Description of the task ▸ Using the listing below, please gather every line containing the word "think".

[Dataset entries]
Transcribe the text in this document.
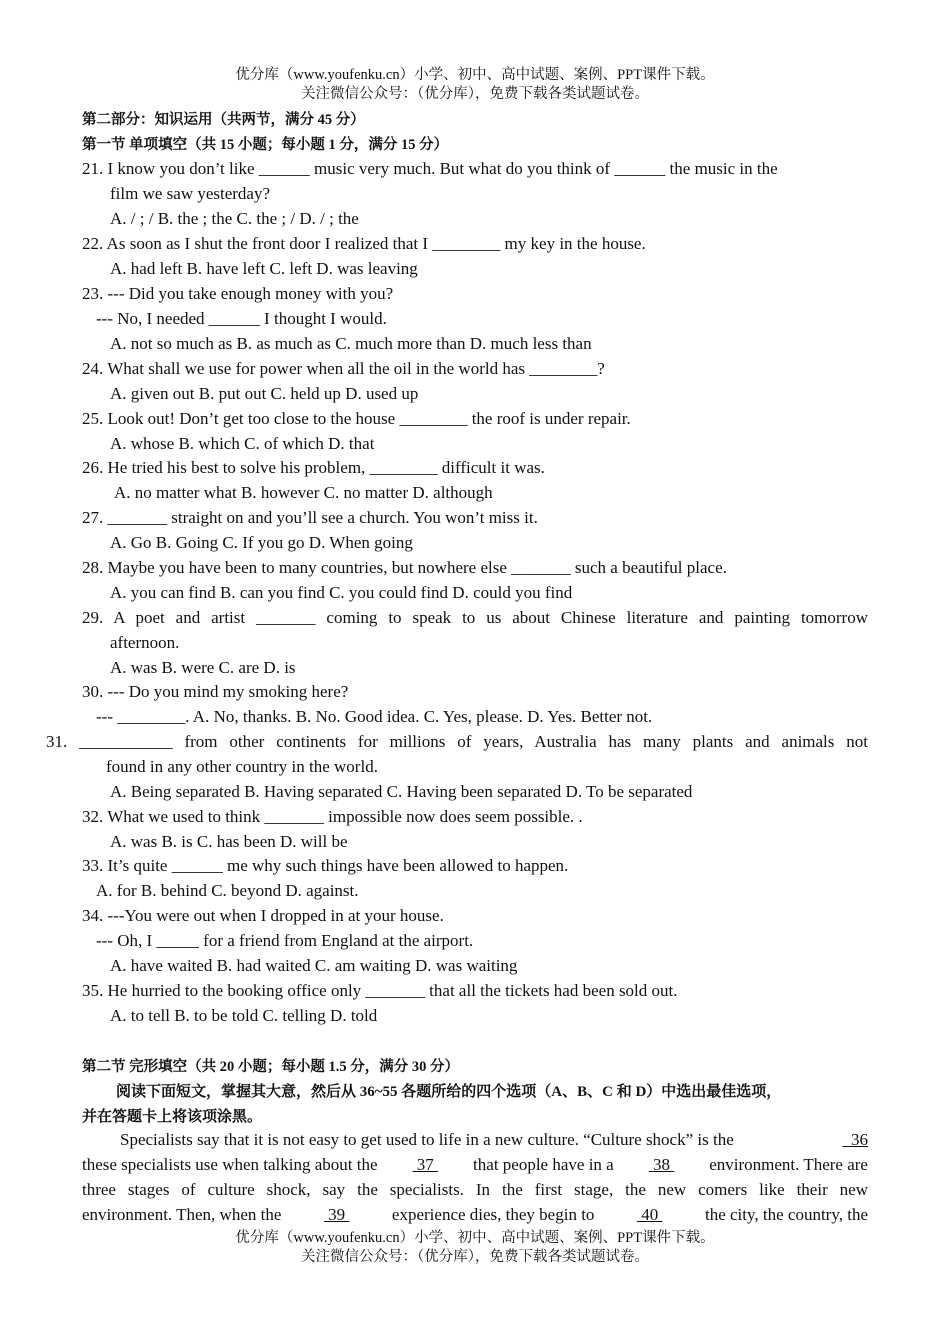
优分库（www.youfenku.cn）小学、初中、高中试题、案例、PPT课件下载。
关注微信公众号：（优分库），免费下载各类试题试卷。
第二部分：知识运用（共两节，满分 45 分）
第一节 单项填空（共 15 小题；每小题 1 分，满分 15 分）
21. I know you don’t like ______ music very much. But what do you think of ______ the music in the
film we saw yesterday?
A. / ; / B. the ; the C. the ; / D. / ; the
22. As soon as I shut the front door I realized that I ________ my key in the house.
A. had left B. have left C. left D. was leaving
23. --- Did you take enough money with you?
--- No, I needed ______ I thought I would.
A. not so much as B. as much as C. much more than D. much less than
24. What shall we use for power when all the oil in the world has ________?
A. given out B. put out C. held up D. used up
25. Look out! Don’t get too close to the house ________ the roof is under repair.
A. whose B. which C. of which D. that
26. He tried his best to solve his problem, ________ difficult it was.
A. no matter what B. however C. no matter D. although
27. _______ straight on and you’ll see a church. You won’t miss it.
A. Go B. Going C. If you go D. When going
28. Maybe you have been to many countries, but nowhere else _______ such a beautiful place.
A. you can find B. can you find C. you could find D. could you find
29. A poet and artist _______ coming to speak to us about Chinese literature and painting tomorrow
afternoon.
A. was B. were C. are D. is
30. --- Do you mind my smoking here?
--- ________. A. No, thanks. B. No. Good idea. C. Yes, please. D. Yes. Better not.
31. ___________ from other continents for millions of years, Australia has many plants and animals not
found in any other country in the world.
A. Being separated B. Having separated C. Having been separated D. To be separated
32. What we used to think _______ impossible now does seem possible. .
A. was B. is C. has been D. will be
33. It’s quite ______ me why such things have been allowed to happen.
A. for B. behind C. beyond D. against.
34. ---You were out when I dropped in at your house.
--- Oh, I _____ for a friend from England at the airport.
A. have waited B. had waited C. am waiting D. was waiting
35. He hurried to the booking office only _______ that all the tickets had been sold out.
A. to tell B. to be told C. telling D. told
第二节 完形填空（共 20 小题；每小题 1.5 分，满分 30 分）
阅读下面短文，掌握其大意，然后从 36~55 各题所给的四个选项（A、B、C 和 D）中选出最佳选项，
并在答题卡上将该项涂黑。
Specialists say that it is not easy to get used to life in a new culture. “Culture shock” is the	36
these specialists use when talking about the 37 that people have in a 38 environment. There are
three stages of culture shock, say the specialists. In the first stage, the new comers like their new
environment. Then, when the	39	experience dies, they begin to	40	the city, the country, the
优分库（www.youfenku.cn）小学、初中、高中试题、案例、PPT课件下载。
关注微信公众号：（优分库），免费下载各类试题试卷。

Completed exercise ▸
21. I know you don’t like ______ music very much. But what do you think of ______ the music in the
32. What we used to think _______ impossible now does seem possible. .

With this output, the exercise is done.